• **Problem to solve**
Extract each line where the string "value" shows up.

* begin *

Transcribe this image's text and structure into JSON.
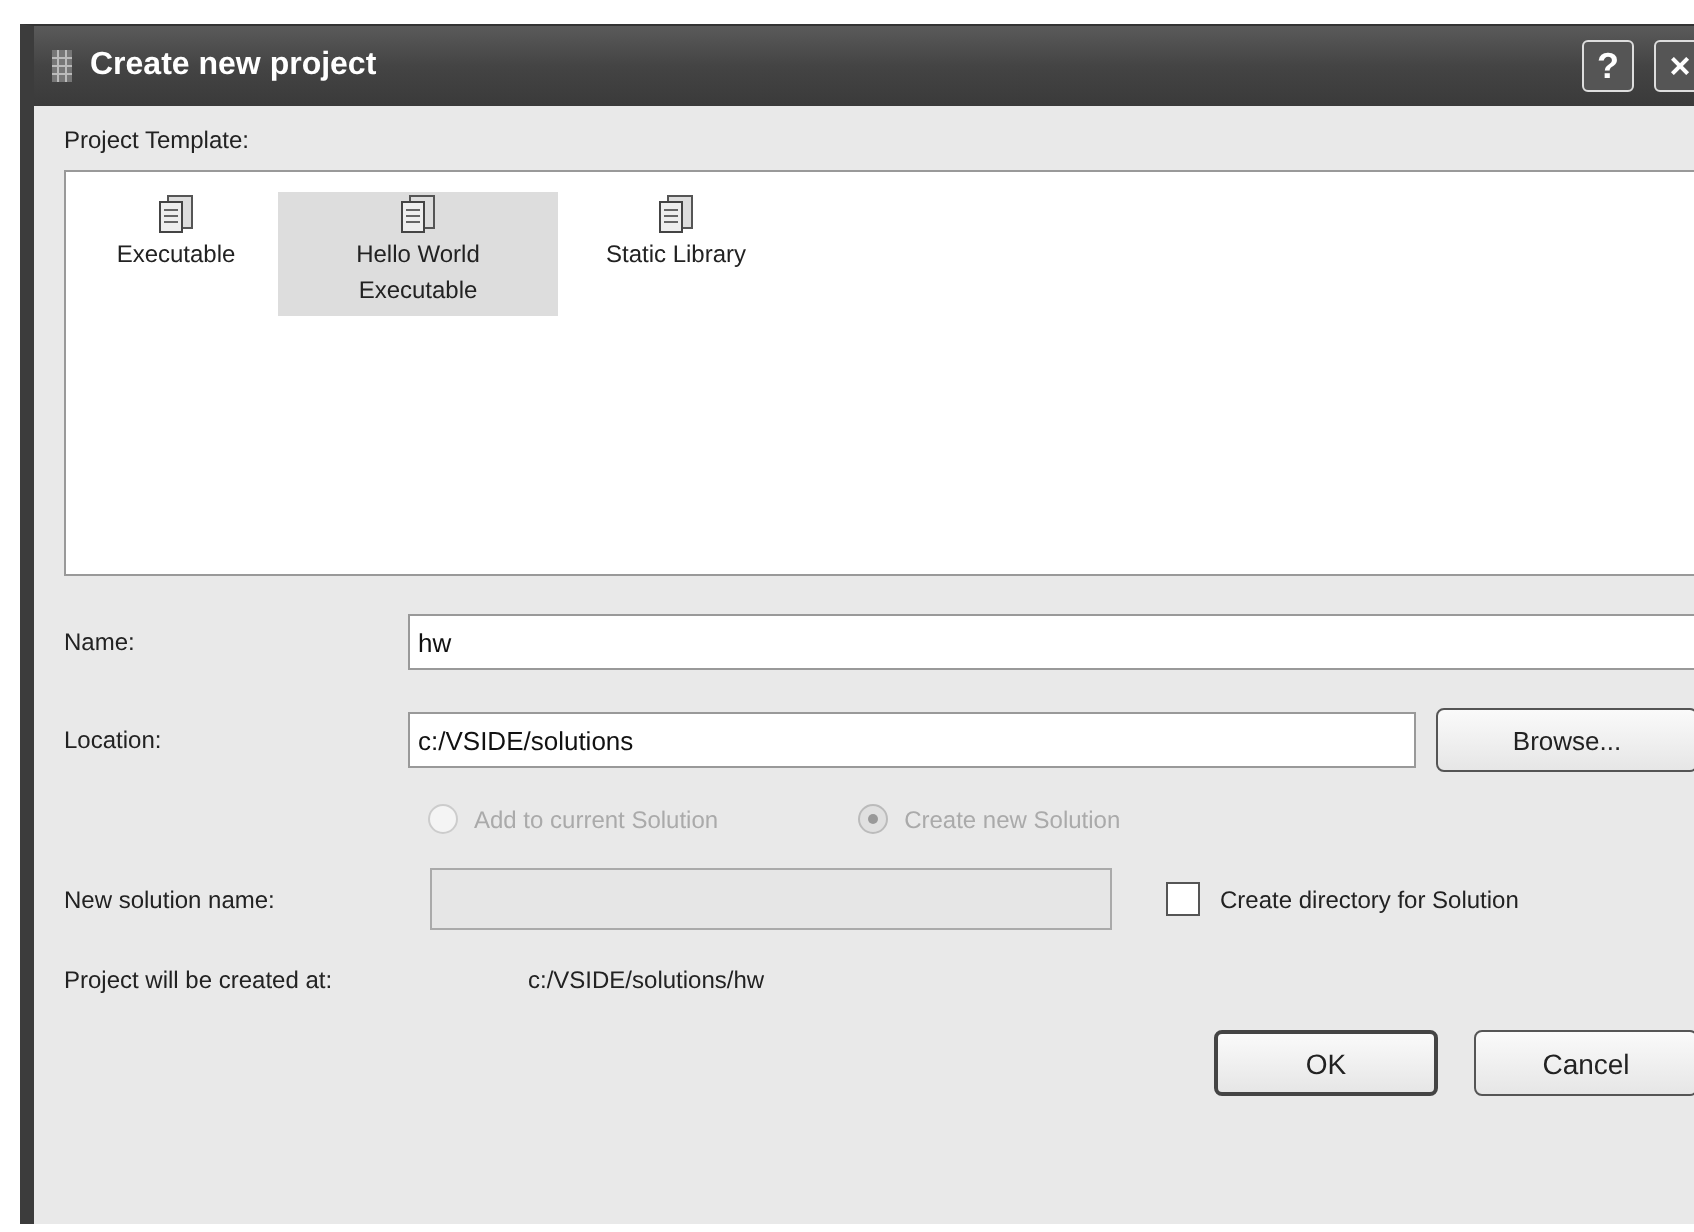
{
  "window": {
    "title": "Create new project",
    "help_button": "?",
    "close_button": "×"
  },
  "template_list": {
    "label": "Project Template:",
    "items": [
      {
        "label": "Executable",
        "selected": false
      },
      {
        "label": "Hello World Executable",
        "selected": true
      },
      {
        "label": "Static Library",
        "selected": false
      }
    ]
  },
  "name": {
    "label": "Name:",
    "value": "hw"
  },
  "location": {
    "label": "Location:",
    "value": "c:/VSIDE/solutions",
    "browse_button": "Browse..."
  },
  "solution_options": [
    {
      "label": "Add to current Solution",
      "selected": false,
      "disabled": true
    },
    {
      "label": "Create new Solution",
      "selected": true,
      "disabled": true
    }
  ],
  "new_solution_name": {
    "label": "New solution name:",
    "disabled": true
  },
  "create_directory": {
    "label": "Create directory for Solution",
    "checked": false
  },
  "result": {
    "label": "Project will be created at:",
    "value": "c:/VSIDE/solutions/hw"
  },
  "buttons": [
    "OK",
    "Cancel"
  ]
}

* end *

• **Correct result**
    "value": "hw"
    "value": "c:/VSIDE/solutions",
    "value": "c:/VSIDE/solutions/hw"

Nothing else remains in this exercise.